Brief:
Below are the entries; state how many of their lines contain the string "MunafaSutra", and nothing more.
---------- Provided data
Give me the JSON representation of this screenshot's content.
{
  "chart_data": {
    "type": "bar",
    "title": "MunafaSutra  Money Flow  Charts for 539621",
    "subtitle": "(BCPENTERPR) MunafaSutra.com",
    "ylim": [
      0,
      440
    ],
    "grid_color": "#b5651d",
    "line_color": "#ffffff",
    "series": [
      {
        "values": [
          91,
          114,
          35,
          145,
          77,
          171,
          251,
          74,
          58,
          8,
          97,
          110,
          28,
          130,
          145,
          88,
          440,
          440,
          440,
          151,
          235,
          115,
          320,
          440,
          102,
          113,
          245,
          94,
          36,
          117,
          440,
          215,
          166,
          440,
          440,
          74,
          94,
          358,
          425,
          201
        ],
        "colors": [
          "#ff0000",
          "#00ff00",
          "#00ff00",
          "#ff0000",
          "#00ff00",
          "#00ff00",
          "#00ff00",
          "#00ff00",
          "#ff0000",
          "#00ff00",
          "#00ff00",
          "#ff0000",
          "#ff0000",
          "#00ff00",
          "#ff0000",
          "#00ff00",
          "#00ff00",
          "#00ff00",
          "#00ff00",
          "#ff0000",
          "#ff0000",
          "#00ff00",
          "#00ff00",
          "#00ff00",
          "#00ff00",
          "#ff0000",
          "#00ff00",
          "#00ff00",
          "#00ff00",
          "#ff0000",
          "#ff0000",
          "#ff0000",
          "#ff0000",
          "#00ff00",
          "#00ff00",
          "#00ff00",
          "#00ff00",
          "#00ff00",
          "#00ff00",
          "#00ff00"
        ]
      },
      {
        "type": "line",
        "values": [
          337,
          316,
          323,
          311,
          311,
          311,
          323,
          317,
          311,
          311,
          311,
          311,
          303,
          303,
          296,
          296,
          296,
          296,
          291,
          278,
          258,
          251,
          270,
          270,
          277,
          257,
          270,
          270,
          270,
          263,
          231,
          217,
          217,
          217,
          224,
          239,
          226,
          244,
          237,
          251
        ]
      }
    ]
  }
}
--------------------
Reply to the task:
2